> **SHORT TASK**: Rewrite the lines below with every occurrence of "order-row" replaced by "order-entry", leaving everything else unchanged and omitting the pictures.

> **TASK DATA**:
————————

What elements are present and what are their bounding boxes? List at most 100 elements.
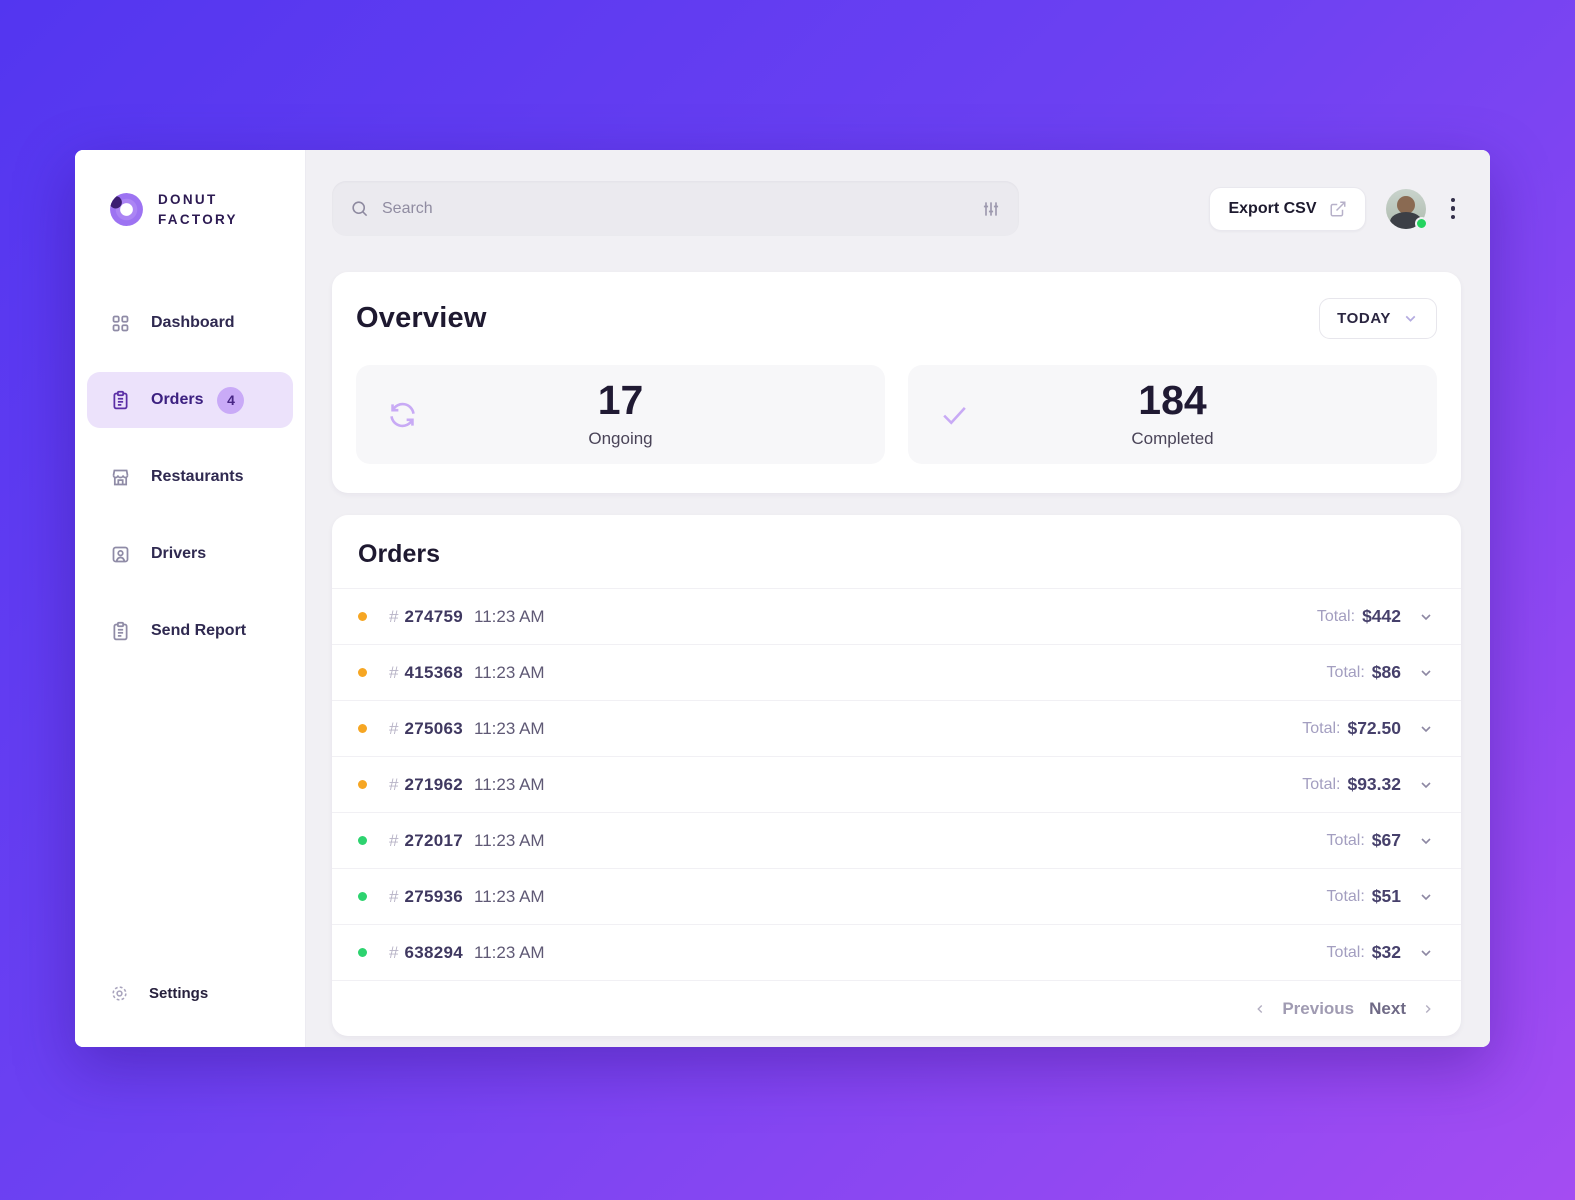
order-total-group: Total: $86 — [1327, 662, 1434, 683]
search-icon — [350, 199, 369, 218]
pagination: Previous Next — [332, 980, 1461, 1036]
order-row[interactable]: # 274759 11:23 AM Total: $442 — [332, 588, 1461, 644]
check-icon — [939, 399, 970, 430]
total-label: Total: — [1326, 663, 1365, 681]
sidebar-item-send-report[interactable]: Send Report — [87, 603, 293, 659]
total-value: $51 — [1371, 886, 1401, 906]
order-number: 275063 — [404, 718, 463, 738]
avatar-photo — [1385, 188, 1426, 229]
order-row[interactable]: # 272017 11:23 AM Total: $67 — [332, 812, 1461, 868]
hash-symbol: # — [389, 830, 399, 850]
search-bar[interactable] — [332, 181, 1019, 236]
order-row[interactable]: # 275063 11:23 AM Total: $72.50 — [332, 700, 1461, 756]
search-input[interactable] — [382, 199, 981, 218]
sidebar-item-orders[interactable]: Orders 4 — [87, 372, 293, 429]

————————

> **WRITTEN REPLY**:
What elements are present and what are their bounding boxes? List at most 100 elements.
order-total-group: Total: $86 — [1327, 662, 1434, 683]
search-icon — [350, 199, 369, 218]
pagination: Previous Next — [332, 980, 1461, 1036]
order-entry[interactable]: # 274759 11:23 AM Total: $442 — [332, 588, 1461, 644]
check-icon — [939, 399, 970, 430]
total-label: Total: — [1326, 663, 1365, 681]
sidebar-item-send-report[interactable]: Send Report — [87, 603, 293, 659]
total-value: $51 — [1371, 886, 1401, 906]
order-number: 275063 — [404, 718, 463, 738]
avatar-photo — [1385, 188, 1426, 229]
order-entry[interactable]: # 272017 11:23 AM Total: $67 — [332, 812, 1461, 868]
hash-symbol: # — [389, 830, 399, 850]
search-bar[interactable] — [332, 181, 1019, 236]
order-entry[interactable]: # 275063 11:23 AM Total: $72.50 — [332, 700, 1461, 756]
search-input[interactable] — [382, 199, 981, 218]
sidebar-item-orders[interactable]: Orders 4 — [87, 372, 293, 429]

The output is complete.